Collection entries

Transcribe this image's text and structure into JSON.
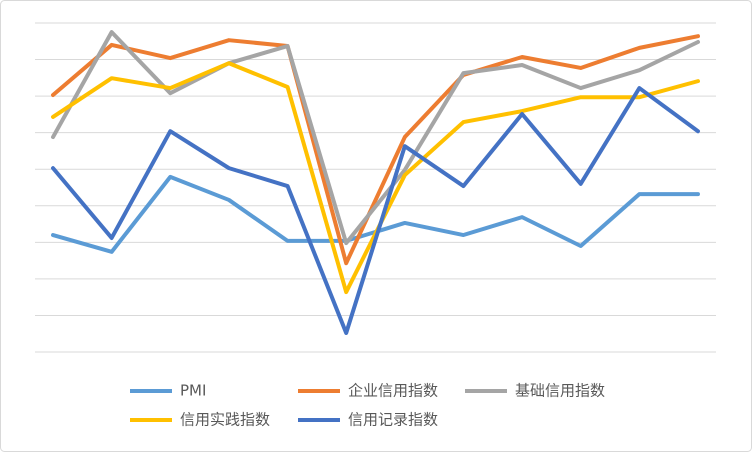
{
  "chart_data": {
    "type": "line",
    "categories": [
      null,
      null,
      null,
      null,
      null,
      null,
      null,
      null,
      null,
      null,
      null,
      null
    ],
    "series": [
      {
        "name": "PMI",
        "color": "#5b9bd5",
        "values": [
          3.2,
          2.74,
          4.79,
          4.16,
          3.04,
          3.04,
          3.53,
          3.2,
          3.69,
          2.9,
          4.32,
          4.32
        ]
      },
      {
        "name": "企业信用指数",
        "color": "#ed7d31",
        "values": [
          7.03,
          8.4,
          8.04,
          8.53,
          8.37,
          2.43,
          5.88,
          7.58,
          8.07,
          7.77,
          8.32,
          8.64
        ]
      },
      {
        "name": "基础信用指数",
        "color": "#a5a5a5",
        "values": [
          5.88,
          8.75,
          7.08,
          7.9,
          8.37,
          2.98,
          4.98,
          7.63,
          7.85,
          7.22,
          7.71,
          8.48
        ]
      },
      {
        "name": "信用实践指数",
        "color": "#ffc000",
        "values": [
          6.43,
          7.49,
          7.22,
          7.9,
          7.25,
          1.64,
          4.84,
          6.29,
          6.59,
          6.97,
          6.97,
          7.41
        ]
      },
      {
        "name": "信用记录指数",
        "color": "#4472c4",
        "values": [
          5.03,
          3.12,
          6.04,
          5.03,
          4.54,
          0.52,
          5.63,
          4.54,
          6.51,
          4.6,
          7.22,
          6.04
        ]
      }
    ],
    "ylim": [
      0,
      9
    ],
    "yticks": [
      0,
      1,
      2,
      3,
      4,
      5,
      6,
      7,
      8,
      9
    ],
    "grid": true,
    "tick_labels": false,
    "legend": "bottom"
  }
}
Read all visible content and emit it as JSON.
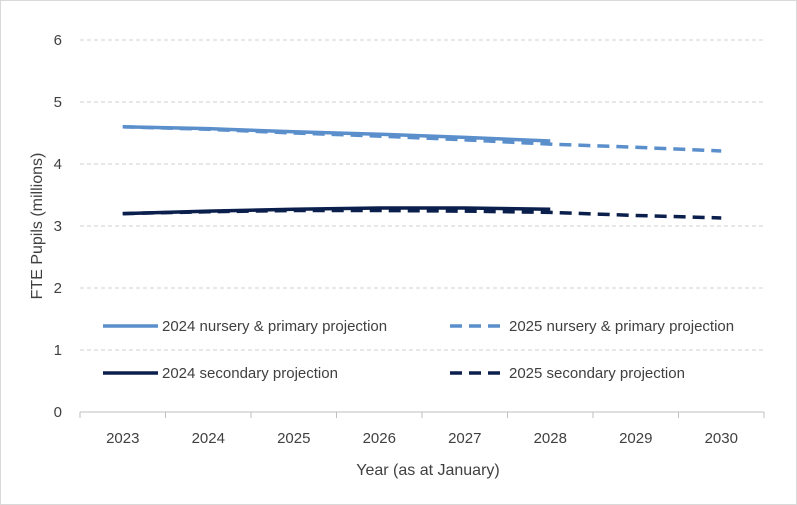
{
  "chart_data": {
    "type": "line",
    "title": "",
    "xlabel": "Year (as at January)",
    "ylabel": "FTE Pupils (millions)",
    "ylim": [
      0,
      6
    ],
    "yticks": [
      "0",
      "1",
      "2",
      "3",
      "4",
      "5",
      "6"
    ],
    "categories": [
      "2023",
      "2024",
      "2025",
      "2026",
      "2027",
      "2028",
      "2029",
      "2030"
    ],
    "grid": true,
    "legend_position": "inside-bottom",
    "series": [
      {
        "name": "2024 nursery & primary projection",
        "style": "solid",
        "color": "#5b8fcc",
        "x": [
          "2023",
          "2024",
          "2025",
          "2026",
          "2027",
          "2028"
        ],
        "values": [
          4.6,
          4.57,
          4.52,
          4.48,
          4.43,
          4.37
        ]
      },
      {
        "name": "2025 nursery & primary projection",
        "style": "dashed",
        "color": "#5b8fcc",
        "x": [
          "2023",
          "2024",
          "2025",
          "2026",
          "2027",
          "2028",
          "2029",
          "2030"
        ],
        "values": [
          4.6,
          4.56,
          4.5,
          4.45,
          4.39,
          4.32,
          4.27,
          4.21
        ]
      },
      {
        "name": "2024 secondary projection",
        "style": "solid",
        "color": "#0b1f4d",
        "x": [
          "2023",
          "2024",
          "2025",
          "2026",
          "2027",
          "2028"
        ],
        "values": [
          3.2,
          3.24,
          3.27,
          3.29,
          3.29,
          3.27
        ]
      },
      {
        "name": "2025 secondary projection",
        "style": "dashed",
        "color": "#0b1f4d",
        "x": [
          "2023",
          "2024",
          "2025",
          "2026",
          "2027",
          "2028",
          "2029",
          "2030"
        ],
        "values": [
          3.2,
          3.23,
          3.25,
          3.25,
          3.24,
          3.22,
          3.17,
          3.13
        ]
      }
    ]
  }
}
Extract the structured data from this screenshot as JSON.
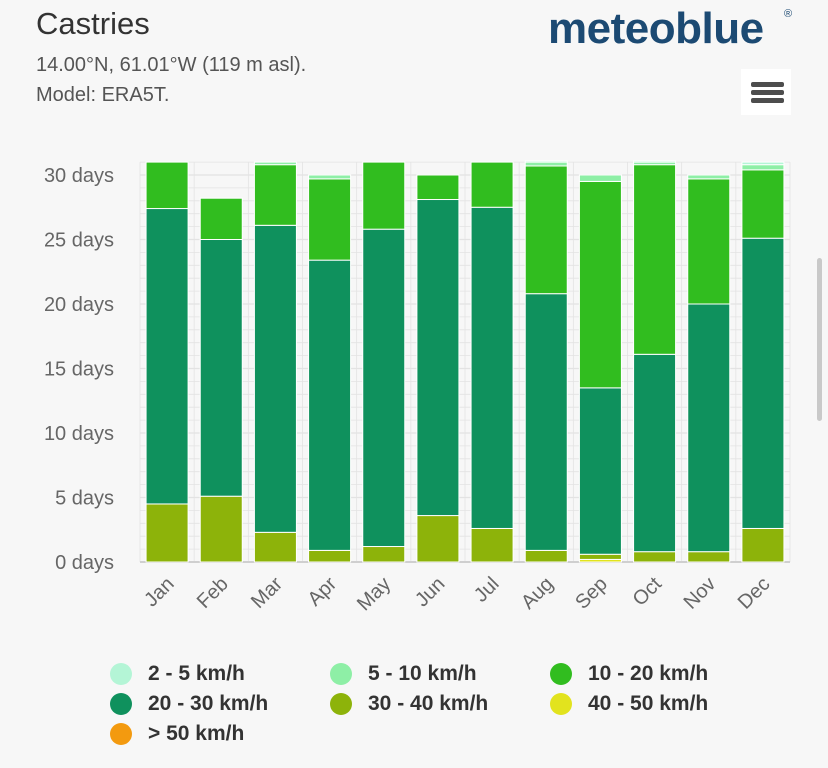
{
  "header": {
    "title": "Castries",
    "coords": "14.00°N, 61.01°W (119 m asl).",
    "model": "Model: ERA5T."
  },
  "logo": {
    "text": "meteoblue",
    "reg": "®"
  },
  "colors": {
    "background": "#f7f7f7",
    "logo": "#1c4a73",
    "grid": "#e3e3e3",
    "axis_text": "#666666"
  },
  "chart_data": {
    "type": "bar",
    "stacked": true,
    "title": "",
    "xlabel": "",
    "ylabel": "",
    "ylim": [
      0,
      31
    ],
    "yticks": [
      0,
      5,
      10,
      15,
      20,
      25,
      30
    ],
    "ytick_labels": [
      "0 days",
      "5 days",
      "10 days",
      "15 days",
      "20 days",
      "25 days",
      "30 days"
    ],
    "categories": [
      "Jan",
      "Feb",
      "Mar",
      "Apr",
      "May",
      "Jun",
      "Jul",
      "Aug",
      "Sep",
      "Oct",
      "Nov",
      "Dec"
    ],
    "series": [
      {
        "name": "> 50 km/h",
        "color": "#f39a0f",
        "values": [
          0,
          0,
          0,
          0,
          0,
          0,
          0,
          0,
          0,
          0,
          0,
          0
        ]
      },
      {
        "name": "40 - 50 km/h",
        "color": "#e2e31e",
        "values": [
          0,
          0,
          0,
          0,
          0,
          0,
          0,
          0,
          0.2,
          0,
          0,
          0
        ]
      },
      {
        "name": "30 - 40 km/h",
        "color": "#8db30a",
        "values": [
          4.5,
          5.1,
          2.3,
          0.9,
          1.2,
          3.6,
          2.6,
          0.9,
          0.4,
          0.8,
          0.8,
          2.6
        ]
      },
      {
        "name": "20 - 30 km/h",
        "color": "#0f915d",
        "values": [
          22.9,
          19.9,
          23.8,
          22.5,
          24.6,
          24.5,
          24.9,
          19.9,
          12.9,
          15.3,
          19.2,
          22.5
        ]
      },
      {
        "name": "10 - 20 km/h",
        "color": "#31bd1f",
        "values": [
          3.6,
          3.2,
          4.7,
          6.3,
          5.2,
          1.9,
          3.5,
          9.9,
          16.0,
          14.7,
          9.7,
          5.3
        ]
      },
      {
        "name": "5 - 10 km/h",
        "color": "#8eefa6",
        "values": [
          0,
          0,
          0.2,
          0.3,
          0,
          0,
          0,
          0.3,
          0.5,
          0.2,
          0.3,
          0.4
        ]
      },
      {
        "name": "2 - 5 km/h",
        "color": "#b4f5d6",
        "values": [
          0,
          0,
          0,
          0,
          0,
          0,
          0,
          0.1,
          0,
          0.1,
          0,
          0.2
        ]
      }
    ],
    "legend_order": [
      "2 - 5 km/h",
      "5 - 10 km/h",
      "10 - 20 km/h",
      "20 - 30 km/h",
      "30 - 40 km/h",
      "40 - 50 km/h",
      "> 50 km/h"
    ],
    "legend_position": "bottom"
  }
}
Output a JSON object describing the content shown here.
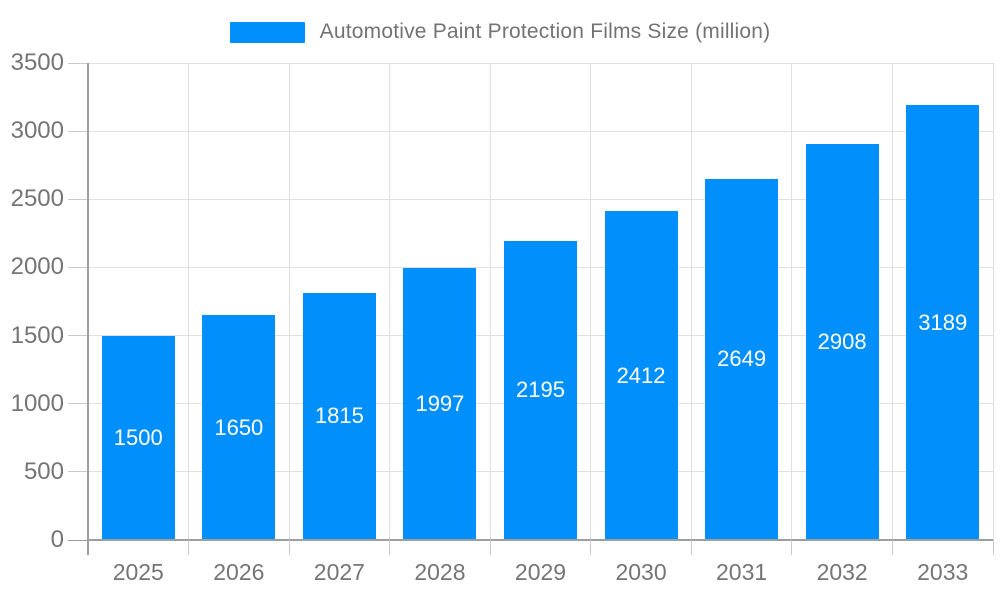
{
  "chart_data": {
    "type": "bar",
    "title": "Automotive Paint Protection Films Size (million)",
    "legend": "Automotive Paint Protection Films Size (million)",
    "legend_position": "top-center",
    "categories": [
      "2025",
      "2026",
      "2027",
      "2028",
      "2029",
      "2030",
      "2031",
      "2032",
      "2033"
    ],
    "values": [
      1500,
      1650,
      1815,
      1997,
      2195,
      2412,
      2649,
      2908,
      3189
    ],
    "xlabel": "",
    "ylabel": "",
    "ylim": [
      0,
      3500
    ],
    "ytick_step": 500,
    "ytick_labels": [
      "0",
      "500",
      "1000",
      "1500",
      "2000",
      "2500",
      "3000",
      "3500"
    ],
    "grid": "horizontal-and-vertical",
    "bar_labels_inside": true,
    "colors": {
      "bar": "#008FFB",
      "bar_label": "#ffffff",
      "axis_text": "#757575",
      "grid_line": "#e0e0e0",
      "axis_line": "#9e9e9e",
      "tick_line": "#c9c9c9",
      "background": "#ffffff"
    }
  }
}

Instructions for the task: Only a number is expected here: the count of lines in the listing that hold the string "JSON".

Task answer: 4